Directions
Keep the pictures out and restate every record exactly.

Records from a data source
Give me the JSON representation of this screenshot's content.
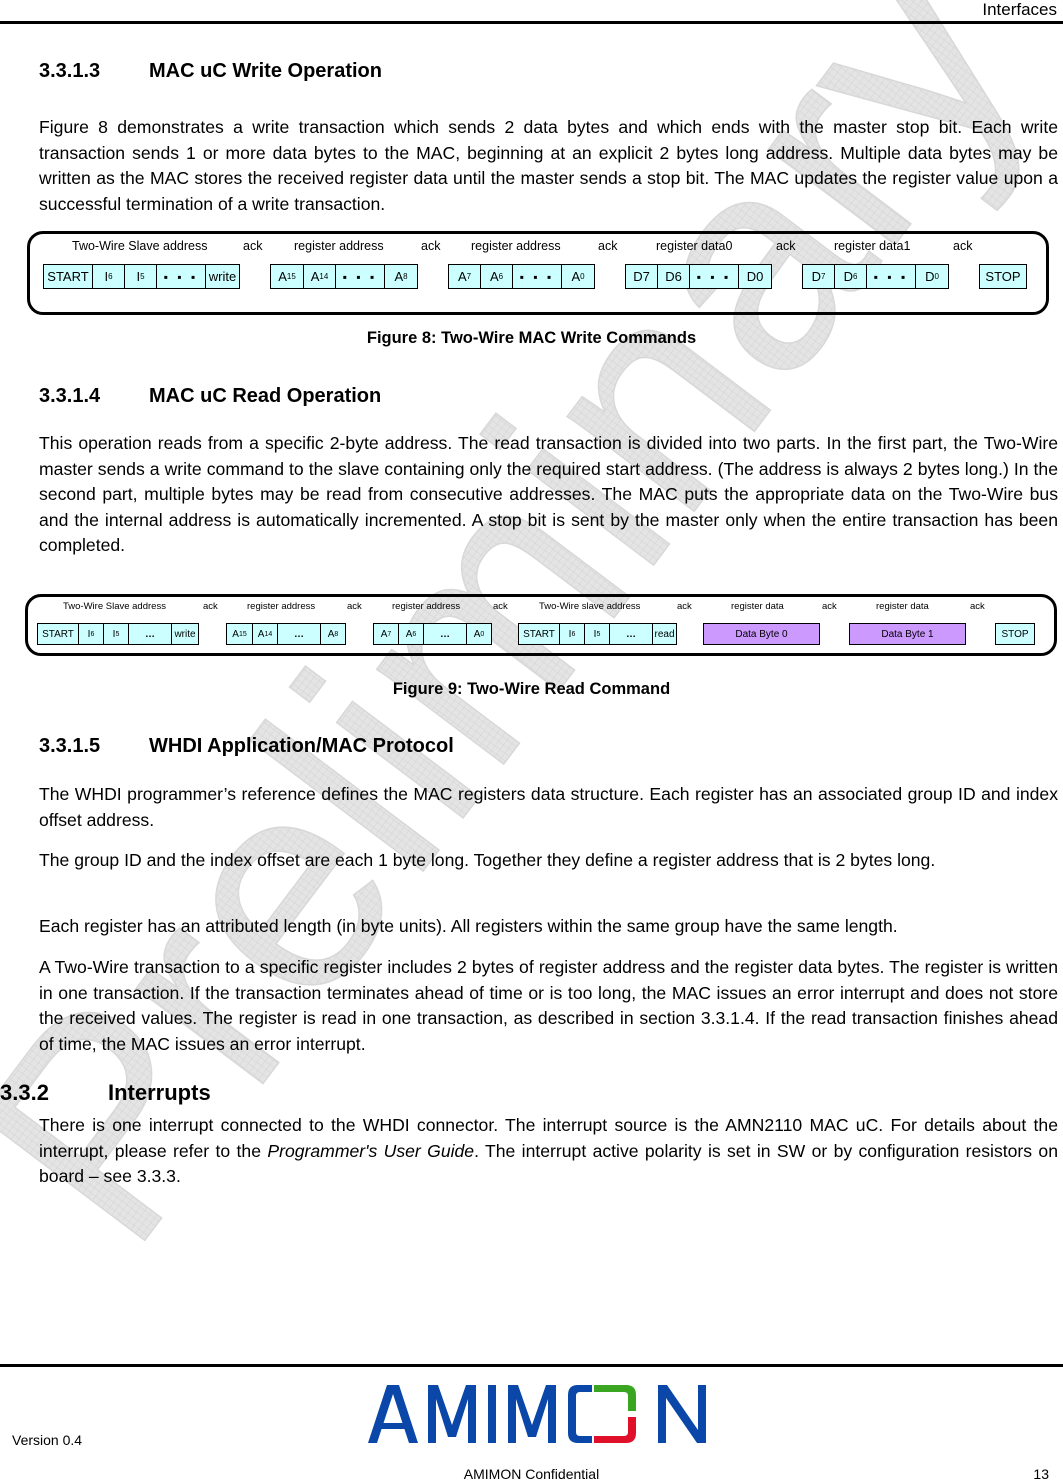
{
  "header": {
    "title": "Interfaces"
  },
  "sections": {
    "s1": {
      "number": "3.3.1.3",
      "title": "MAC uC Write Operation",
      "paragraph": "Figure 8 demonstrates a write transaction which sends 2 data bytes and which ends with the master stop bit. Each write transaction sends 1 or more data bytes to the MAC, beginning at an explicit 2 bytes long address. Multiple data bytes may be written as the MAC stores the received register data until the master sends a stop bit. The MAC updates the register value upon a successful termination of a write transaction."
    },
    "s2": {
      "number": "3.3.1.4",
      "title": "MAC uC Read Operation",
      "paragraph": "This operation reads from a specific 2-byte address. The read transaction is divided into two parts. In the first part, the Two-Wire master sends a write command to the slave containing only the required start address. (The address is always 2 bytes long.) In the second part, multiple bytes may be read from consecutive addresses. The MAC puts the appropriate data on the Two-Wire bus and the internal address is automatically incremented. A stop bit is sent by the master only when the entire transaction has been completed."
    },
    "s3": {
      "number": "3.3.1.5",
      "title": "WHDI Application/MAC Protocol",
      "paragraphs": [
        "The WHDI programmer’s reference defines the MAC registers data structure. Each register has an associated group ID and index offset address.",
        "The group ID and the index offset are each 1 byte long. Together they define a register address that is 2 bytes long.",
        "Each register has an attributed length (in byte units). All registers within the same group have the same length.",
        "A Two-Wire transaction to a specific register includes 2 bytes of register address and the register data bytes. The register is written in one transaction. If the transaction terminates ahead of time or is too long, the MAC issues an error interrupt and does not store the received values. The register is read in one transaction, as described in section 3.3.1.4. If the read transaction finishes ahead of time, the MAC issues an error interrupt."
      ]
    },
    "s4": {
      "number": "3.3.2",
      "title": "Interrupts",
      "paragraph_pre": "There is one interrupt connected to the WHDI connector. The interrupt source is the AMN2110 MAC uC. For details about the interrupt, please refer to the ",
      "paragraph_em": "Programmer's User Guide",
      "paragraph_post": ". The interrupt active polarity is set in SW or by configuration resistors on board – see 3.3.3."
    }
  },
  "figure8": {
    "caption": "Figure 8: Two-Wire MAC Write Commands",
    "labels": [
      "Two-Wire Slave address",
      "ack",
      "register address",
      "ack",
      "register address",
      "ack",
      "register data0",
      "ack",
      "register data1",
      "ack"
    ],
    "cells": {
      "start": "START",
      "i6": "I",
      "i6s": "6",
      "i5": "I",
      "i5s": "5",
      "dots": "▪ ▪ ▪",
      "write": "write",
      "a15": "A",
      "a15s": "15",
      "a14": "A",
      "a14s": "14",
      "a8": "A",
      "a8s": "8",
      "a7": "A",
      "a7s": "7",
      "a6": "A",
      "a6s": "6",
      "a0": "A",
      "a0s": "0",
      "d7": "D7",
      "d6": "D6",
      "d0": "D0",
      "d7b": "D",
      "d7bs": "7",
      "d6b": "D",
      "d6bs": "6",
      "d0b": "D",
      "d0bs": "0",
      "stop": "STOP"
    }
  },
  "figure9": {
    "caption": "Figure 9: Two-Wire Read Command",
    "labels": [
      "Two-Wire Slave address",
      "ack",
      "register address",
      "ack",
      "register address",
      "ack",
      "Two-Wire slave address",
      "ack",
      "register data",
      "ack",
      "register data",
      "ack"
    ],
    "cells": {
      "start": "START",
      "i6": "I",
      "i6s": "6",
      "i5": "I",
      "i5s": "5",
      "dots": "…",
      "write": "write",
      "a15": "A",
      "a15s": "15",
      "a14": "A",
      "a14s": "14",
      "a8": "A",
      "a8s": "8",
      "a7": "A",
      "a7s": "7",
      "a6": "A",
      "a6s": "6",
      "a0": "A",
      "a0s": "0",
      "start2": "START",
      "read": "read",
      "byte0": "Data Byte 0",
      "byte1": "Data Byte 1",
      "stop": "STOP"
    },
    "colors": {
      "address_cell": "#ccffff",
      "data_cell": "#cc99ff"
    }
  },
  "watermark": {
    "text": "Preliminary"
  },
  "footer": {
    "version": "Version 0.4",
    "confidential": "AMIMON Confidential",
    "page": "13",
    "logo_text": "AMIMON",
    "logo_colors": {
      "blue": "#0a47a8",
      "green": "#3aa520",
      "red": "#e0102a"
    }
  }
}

Output of the exercise
Give me the JSON representation of this screenshot's content.
{
  "header": {
    "title": "Interfaces"
  },
  "sections": {
    "s1": {
      "number": "3.3.1.3",
      "title": "MAC uC Write Operation",
      "paragraph": "Figure 8 demonstrates a write transaction which sends 2 data bytes and which ends with the master stop bit. Each write transaction sends 1 or more data bytes to the MAC, beginning at an explicit 2 bytes long address. Multiple data bytes may be written as the MAC stores the received register data until the master sends a stop bit. The MAC updates the register value upon a successful termination of a write transaction."
    },
    "s2": {
      "number": "3.3.1.4",
      "title": "MAC uC Read Operation",
      "paragraph": "This operation reads from a specific 2-byte address. The read transaction is divided into two parts. In the first part, the Two-Wire master sends a write command to the slave containing only the required start address. (The address is always 2 bytes long.) In the second part, multiple bytes may be read from consecutive addresses. The MAC puts the appropriate data on the Two-Wire bus and the internal address is automatically incremented. A stop bit is sent by the master only when the entire transaction has been completed."
    },
    "s3": {
      "number": "3.3.1.5",
      "title": "WHDI Application/MAC Protocol",
      "paragraphs": [
        "The WHDI programmer’s reference defines the MAC registers data structure. Each register has an associated group ID and index offset address.",
        "The group ID and the index offset are each 1 byte long. Together they define a register address that is 2 bytes long.",
        "Each register has an attributed length (in byte units). All registers within the same group have the same length.",
        "A Two-Wire transaction to a specific register includes 2 bytes of register address and the register data bytes. The register is written in one transaction. If the transaction terminates ahead of time or is too long, the MAC issues an error interrupt and does not store the received values. The register is read in one transaction, as described in section 3.3.1.4. If the read transaction finishes ahead of time, the MAC issues an error interrupt."
      ]
    },
    "s4": {
      "number": "3.3.2",
      "title": "Interrupts",
      "paragraph_pre": "There is one interrupt connected to the WHDI connector. The interrupt source is the AMN2110 MAC uC. For details about the interrupt, please refer to the ",
      "paragraph_em": "Programmer's User Guide",
      "paragraph_post": ". The interrupt active polarity is set in SW or by configuration resistors on board – see 3.3.3."
    }
  },
  "figure8": {
    "caption": "Figure 8: Two-Wire MAC Write Commands",
    "labels": [
      "Two-Wire Slave address",
      "ack",
      "register address",
      "ack",
      "register address",
      "ack",
      "register data0",
      "ack",
      "register data1",
      "ack"
    ],
    "cells": {
      "start": "START",
      "i6": "I",
      "i6s": "6",
      "i5": "I",
      "i5s": "5",
      "dots": "▪ ▪ ▪",
      "write": "write",
      "a15": "A",
      "a15s": "15",
      "a14": "A",
      "a14s": "14",
      "a8": "A",
      "a8s": "8",
      "a7": "A",
      "a7s": "7",
      "a6": "A",
      "a6s": "6",
      "a0": "A",
      "a0s": "0",
      "d7": "D7",
      "d6": "D6",
      "d0": "D0",
      "d7b": "D",
      "d7bs": "7",
      "d6b": "D",
      "d6bs": "6",
      "d0b": "D",
      "d0bs": "0",
      "stop": "STOP"
    }
  },
  "figure9": {
    "caption": "Figure 9: Two-Wire Read Command",
    "labels": [
      "Two-Wire Slave address",
      "ack",
      "register address",
      "ack",
      "register address",
      "ack",
      "Two-Wire slave address",
      "ack",
      "register data",
      "ack",
      "register data",
      "ack"
    ],
    "cells": {
      "start": "START",
      "i6": "I",
      "i6s": "6",
      "i5": "I",
      "i5s": "5",
      "dots": "…",
      "write": "write",
      "a15": "A",
      "a15s": "15",
      "a14": "A",
      "a14s": "14",
      "a8": "A",
      "a8s": "8",
      "a7": "A",
      "a7s": "7",
      "a6": "A",
      "a6s": "6",
      "a0": "A",
      "a0s": "0",
      "start2": "START",
      "read": "read",
      "byte0": "Data Byte 0",
      "byte1": "Data Byte 1",
      "stop": "STOP"
    },
    "colors": {
      "address_cell": "#ccffff",
      "data_cell": "#cc99ff"
    }
  },
  "watermark": {
    "text": "Preliminary"
  },
  "footer": {
    "version": "Version 0.4",
    "confidential": "AMIMON Confidential",
    "page": "13",
    "logo_text": "AMIMON",
    "logo_colors": {
      "blue": "#0a47a8",
      "green": "#3aa520",
      "red": "#e0102a"
    }
  }
}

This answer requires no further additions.